• Stored entries:
......
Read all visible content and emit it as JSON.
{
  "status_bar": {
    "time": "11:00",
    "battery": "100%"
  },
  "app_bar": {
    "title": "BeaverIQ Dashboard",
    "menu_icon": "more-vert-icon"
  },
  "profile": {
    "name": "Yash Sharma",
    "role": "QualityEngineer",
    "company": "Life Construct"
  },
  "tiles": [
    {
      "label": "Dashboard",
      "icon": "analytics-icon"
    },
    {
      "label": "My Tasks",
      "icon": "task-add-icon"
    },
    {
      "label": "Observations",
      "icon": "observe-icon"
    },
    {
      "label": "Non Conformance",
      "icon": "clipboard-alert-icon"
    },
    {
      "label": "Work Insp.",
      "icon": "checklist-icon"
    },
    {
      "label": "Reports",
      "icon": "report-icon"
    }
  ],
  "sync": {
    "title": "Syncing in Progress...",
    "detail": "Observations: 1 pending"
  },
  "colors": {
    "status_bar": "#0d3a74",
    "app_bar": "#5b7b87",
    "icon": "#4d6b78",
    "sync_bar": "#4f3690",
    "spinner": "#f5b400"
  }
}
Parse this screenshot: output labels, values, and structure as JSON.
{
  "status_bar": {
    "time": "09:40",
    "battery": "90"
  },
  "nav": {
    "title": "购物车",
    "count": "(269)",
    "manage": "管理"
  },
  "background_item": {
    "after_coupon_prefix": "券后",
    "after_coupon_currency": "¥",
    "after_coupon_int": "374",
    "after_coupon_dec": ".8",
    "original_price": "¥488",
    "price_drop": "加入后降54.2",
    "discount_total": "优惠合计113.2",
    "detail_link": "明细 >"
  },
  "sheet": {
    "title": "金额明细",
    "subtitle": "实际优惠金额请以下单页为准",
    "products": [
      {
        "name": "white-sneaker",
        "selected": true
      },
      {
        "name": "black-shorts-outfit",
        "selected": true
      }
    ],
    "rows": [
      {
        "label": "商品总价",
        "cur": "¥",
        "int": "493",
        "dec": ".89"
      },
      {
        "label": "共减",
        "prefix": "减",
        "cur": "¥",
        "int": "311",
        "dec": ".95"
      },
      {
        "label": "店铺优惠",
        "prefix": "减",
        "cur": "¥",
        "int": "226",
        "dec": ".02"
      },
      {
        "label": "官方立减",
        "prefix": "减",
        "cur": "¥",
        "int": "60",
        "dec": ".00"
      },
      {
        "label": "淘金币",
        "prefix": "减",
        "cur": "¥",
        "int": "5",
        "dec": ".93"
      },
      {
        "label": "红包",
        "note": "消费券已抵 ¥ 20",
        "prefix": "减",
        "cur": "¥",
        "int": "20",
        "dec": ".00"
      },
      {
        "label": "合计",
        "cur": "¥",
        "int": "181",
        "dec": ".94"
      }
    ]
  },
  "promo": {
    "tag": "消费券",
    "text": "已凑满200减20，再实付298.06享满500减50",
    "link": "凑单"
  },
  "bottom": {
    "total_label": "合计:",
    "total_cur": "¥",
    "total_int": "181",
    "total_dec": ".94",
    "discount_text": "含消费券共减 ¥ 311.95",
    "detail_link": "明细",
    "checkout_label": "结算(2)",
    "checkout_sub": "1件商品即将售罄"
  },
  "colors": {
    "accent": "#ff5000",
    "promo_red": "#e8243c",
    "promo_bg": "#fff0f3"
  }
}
......
• Exercise objective: Write out every entry above, word for word.

• Solution below:
Read all visible content and emit it as JSON.
{
  "status_bar": {
    "time": "11:00",
    "battery": "100%"
  },
  "app_bar": {
    "title": "BeaverIQ Dashboard",
    "menu_icon": "more-vert-icon"
  },
  "profile": {
    "name": "Yash Sharma",
    "role": "QualityEngineer",
    "company": "Life Construct"
  },
  "tiles": [
    {
      "label": "Dashboard",
      "icon": "analytics-icon"
    },
    {
      "label": "My Tasks",
      "icon": "task-add-icon"
    },
    {
      "label": "Observations",
      "icon": "observe-icon"
    },
    {
      "label": "Non Conformance",
      "icon": "clipboard-alert-icon"
    },
    {
      "label": "Work Insp.",
      "icon": "checklist-icon"
    },
    {
      "label": "Reports",
      "icon": "report-icon"
    }
  ],
  "sync": {
    "title": "Syncing in Progress...",
    "detail": "Observations: 1 pending"
  },
  "colors": {
    "status_bar": "#0d3a74",
    "app_bar": "#5b7b87",
    "icon": "#4d6b78",
    "sync_bar": "#4f3690",
    "spinner": "#f5b400"
  }
}
Parse this screenshot: output labels, values, and structure as JSON.
{
  "status_bar": {
    "time": "09:40",
    "battery": "90"
  },
  "nav": {
    "title": "购物车",
    "count": "(269)",
    "manage": "管理"
  },
  "background_item": {
    "after_coupon_prefix": "券后",
    "after_coupon_currency": "¥",
    "after_coupon_int": "374",
    "after_coupon_dec": ".8",
    "original_price": "¥488",
    "price_drop": "加入后降54.2",
    "discount_total": "优惠合计113.2",
    "detail_link": "明细 >"
  },
  "sheet": {
    "title": "金额明细",
    "subtitle": "实际优惠金额请以下单页为准",
    "products": [
      {
        "name": "white-sneaker",
        "selected": true
      },
      {
        "name": "black-shorts-outfit",
        "selected": true
      }
    ],
    "rows": [
      {
        "label": "商品总价",
        "cur": "¥",
        "int": "493",
        "dec": ".89"
      },
      {
        "label": "共减",
        "prefix": "减",
        "cur": "¥",
        "int": "311",
        "dec": ".95"
      },
      {
        "label": "店铺优惠",
        "prefix": "减",
        "cur": "¥",
        "int": "226",
        "dec": ".02"
      },
      {
        "label": "官方立减",
        "prefix": "减",
        "cur": "¥",
        "int": "60",
        "dec": ".00"
      },
      {
        "label": "淘金币",
        "prefix": "减",
        "cur": "¥",
        "int": "5",
        "dec": ".93"
      },
      {
        "label": "红包",
        "note": "消费券已抵 ¥ 20",
        "prefix": "减",
        "cur": "¥",
        "int": "20",
        "dec": ".00"
      },
      {
        "label": "合计",
        "cur": "¥",
        "int": "181",
        "dec": ".94"
      }
    ]
  },
  "promo": {
    "tag": "消费券",
    "text": "已凑满200减20，再实付298.06享满500减50",
    "link": "凑单"
  },
  "bottom": {
    "total_label": "合计:",
    "total_cur": "¥",
    "total_int": "181",
    "total_dec": ".94",
    "discount_text": "含消费券共减 ¥ 311.95",
    "detail_link": "明细",
    "checkout_label": "结算(2)",
    "checkout_sub": "1件商品即将售罄"
  },
  "colors": {
    "accent": "#ff5000",
    "promo_red": "#e8243c",
    "promo_bg": "#fff0f3"
  }
}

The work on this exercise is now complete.